*** Opening of Exercise data ***

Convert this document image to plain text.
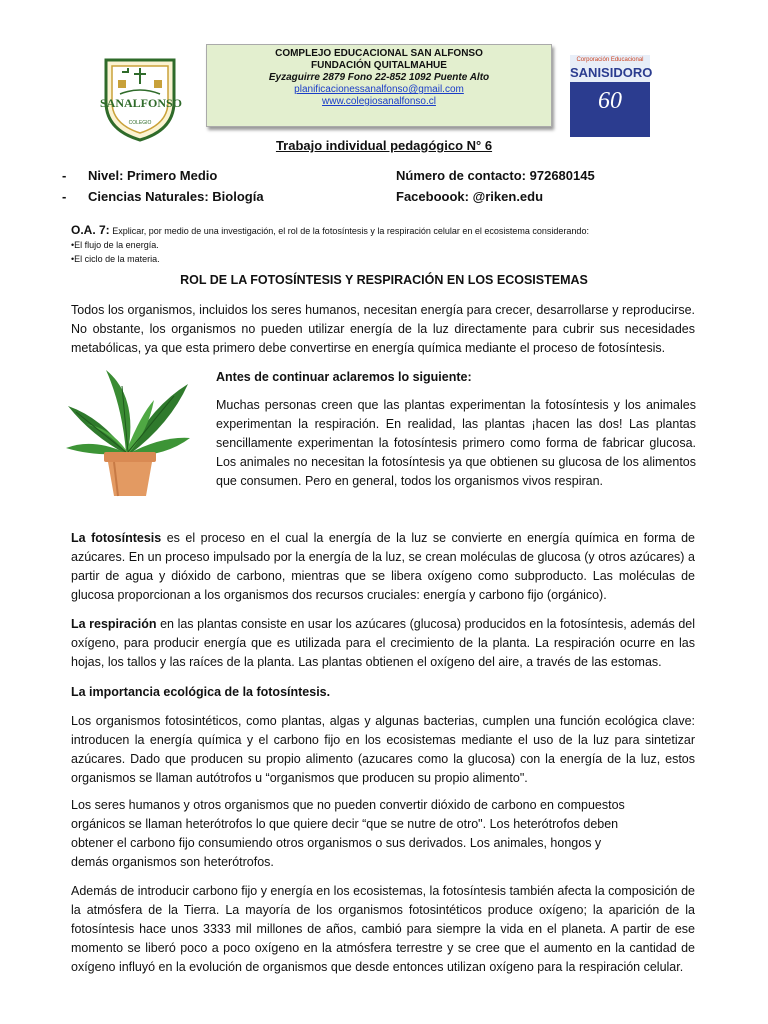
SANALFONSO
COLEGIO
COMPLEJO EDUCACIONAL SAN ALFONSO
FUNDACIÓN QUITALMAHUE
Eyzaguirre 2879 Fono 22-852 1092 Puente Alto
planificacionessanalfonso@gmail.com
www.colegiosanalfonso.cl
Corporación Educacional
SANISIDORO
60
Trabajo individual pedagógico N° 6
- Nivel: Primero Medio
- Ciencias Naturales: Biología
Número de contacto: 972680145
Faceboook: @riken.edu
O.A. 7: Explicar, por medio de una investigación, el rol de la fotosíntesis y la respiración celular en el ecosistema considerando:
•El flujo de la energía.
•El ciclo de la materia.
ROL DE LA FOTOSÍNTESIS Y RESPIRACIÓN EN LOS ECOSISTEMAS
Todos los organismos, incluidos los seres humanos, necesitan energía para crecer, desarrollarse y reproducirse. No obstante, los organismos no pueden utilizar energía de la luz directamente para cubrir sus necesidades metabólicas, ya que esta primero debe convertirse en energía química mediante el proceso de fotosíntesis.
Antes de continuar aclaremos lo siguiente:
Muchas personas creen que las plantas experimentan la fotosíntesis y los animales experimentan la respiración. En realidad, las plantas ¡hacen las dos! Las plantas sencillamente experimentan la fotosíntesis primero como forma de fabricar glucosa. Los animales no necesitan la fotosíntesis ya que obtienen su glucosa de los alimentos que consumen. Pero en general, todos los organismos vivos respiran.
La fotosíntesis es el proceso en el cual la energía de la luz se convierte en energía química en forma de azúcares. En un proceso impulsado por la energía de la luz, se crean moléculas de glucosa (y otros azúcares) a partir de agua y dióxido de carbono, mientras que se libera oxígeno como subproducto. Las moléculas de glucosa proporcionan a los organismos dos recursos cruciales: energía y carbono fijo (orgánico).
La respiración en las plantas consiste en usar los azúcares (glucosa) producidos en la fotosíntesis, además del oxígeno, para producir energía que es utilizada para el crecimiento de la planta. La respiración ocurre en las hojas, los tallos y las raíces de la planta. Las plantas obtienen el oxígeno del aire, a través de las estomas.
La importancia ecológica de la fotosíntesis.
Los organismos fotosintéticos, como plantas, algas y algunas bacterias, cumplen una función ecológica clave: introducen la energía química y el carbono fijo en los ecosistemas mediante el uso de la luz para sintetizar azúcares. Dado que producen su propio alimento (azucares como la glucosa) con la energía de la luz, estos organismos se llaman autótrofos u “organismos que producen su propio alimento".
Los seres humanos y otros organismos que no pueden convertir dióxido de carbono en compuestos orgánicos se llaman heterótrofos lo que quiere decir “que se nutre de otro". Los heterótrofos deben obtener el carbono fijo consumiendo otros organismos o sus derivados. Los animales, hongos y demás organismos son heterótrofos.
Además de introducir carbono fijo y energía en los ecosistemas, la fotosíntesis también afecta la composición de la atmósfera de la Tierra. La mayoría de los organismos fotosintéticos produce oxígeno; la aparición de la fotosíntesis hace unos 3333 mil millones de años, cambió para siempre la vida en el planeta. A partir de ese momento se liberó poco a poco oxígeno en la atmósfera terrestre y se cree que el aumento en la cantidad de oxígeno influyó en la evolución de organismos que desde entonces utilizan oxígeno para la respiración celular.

*** Close of Exercise data ***

[The task]
The answer must consist solely of the number of lines in the entries that contain the word "animales".

[Exercise response]
2